Instructions for the task:
Count how many lines contain "Disk" and reply with that number only.

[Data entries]
==========
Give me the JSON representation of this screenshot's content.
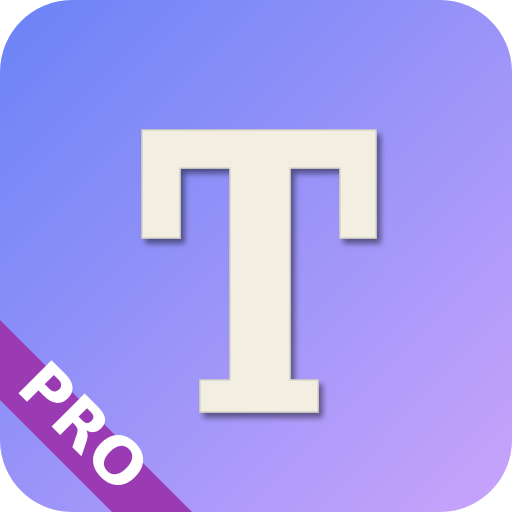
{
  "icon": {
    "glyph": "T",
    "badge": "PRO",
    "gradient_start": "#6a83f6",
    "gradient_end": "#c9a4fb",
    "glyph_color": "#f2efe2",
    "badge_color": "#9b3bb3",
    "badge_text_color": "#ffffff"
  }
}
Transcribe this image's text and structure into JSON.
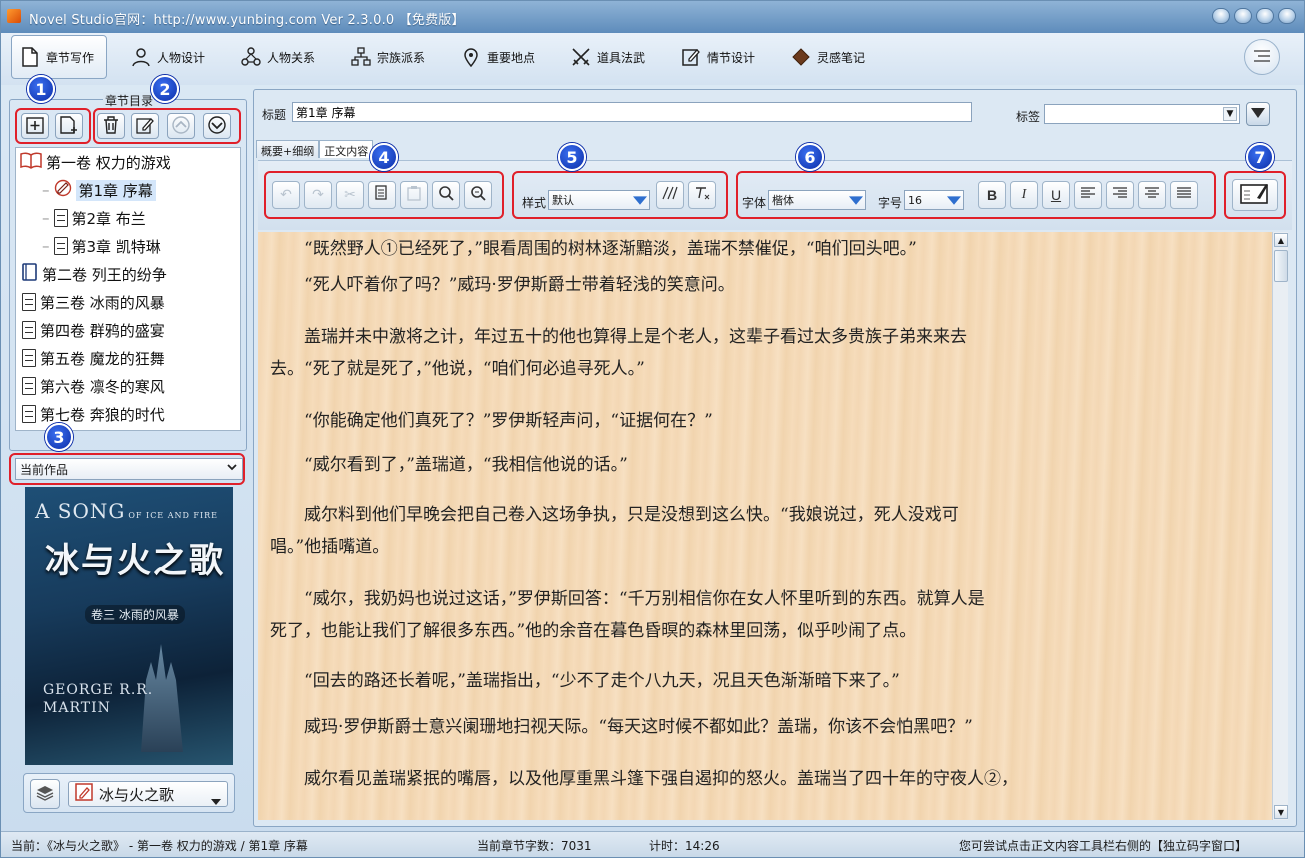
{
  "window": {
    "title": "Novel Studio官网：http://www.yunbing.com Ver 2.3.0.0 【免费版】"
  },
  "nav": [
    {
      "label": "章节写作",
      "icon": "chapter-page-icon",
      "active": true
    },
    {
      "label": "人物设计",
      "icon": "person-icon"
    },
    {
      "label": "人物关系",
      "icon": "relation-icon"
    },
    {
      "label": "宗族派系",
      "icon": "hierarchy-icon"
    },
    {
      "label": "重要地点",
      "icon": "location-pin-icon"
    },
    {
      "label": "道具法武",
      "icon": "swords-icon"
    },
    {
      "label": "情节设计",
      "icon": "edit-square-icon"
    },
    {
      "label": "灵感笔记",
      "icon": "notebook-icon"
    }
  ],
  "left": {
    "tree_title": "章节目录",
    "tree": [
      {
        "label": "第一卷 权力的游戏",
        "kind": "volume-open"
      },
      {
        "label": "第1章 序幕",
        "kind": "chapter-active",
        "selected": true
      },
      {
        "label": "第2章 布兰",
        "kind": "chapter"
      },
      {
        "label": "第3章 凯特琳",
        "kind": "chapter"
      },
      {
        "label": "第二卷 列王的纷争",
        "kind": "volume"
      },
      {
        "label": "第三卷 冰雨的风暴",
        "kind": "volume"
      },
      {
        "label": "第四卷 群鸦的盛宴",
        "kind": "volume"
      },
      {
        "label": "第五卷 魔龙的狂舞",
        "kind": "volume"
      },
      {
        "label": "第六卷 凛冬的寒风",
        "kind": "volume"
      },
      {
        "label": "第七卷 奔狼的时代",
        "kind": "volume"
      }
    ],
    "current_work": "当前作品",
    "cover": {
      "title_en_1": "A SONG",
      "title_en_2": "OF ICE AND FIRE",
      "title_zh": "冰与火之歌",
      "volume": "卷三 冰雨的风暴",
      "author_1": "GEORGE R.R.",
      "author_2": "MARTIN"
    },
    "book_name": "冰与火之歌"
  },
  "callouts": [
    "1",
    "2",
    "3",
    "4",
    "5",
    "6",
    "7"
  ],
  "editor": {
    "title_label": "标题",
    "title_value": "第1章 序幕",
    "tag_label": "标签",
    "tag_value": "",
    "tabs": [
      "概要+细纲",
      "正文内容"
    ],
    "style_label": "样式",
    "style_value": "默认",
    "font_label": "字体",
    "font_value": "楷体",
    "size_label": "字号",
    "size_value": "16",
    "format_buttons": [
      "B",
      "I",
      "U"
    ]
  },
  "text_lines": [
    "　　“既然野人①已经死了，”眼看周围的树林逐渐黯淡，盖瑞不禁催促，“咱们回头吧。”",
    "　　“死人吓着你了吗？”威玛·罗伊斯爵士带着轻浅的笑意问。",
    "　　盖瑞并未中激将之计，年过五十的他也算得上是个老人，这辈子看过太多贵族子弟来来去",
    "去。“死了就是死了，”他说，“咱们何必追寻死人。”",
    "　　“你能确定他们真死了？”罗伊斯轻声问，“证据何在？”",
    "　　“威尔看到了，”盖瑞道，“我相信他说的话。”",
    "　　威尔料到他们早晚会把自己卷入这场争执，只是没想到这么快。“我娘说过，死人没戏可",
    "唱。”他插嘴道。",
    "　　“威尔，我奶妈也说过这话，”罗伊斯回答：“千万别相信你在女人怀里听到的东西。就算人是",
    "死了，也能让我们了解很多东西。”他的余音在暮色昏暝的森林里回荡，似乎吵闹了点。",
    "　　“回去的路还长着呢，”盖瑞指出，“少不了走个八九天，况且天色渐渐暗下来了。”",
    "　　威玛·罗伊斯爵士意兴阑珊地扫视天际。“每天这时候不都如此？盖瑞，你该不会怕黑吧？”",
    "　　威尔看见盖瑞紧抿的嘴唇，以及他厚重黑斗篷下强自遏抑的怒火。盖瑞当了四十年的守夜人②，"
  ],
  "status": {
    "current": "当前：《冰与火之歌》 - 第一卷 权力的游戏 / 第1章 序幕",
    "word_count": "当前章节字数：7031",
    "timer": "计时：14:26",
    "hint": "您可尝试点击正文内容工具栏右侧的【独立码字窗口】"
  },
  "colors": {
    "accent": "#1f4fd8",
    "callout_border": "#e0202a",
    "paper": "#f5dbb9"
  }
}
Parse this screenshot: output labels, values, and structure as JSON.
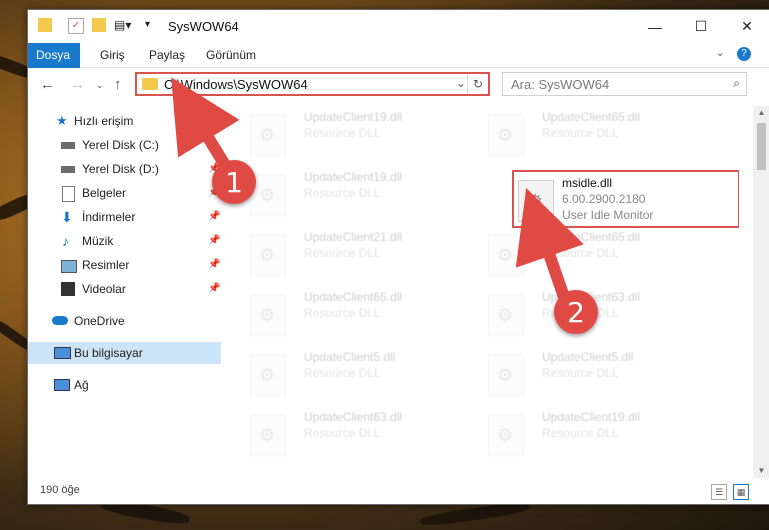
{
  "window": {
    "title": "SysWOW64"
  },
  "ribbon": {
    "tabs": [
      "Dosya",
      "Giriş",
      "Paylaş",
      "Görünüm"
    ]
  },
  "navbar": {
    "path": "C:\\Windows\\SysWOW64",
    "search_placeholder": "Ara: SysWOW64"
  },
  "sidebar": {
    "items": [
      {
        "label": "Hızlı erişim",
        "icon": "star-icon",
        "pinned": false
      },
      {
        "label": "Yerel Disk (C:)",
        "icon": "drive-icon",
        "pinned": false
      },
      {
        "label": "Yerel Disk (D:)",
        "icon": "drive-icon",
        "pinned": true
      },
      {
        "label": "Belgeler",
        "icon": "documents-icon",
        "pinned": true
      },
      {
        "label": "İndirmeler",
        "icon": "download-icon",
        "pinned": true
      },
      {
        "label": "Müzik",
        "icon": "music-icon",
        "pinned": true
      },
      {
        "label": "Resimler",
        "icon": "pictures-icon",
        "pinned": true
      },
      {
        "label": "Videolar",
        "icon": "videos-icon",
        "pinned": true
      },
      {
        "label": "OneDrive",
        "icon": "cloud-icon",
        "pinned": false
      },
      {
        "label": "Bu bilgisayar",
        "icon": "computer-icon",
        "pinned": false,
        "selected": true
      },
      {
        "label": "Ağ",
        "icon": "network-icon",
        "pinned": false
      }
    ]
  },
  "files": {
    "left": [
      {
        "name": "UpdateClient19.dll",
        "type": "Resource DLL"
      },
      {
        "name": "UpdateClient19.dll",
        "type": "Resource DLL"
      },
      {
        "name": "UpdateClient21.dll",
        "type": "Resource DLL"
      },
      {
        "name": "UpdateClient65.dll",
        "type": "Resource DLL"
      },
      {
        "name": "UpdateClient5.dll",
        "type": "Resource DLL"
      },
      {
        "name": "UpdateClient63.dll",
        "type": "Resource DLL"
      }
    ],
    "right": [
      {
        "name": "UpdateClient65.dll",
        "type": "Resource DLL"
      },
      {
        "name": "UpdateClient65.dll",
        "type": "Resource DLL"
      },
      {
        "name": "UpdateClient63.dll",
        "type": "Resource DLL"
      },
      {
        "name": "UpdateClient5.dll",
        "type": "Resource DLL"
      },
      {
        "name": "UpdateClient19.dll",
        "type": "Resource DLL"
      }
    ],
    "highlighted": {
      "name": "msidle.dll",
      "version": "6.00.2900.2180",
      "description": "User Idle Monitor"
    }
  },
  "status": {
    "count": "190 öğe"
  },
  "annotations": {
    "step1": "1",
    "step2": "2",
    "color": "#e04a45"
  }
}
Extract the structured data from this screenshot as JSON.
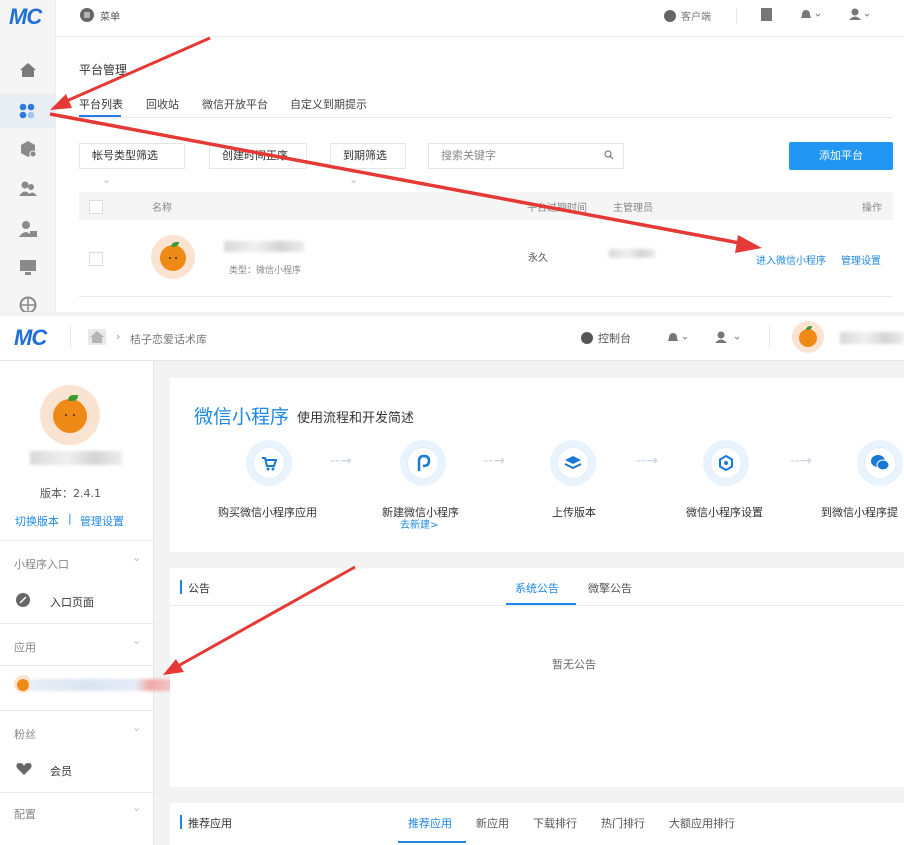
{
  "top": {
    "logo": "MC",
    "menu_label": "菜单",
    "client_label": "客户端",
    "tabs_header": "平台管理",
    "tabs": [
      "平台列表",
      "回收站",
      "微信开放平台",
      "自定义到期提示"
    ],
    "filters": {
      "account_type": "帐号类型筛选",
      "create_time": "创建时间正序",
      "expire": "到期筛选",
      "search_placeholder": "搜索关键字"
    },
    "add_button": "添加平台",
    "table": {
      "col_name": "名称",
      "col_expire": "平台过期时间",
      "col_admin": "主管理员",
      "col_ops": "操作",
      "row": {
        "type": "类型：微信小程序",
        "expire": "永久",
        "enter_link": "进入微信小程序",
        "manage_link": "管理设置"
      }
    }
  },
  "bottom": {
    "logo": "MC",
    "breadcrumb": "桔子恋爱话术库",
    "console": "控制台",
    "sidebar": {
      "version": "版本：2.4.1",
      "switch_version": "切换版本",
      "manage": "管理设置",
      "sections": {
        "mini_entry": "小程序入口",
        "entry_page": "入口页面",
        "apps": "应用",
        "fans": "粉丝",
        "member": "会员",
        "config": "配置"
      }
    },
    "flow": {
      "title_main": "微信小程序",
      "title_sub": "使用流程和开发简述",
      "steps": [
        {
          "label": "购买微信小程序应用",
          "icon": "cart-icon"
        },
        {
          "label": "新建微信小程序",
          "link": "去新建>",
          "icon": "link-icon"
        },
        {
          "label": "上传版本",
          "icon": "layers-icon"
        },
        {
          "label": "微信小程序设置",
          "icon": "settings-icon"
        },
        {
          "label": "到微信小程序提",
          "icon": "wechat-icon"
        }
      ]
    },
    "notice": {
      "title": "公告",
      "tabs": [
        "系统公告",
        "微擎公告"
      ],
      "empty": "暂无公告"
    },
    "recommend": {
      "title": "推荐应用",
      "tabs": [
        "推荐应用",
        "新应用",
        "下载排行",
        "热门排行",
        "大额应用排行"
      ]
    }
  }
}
==========
Written answer:
2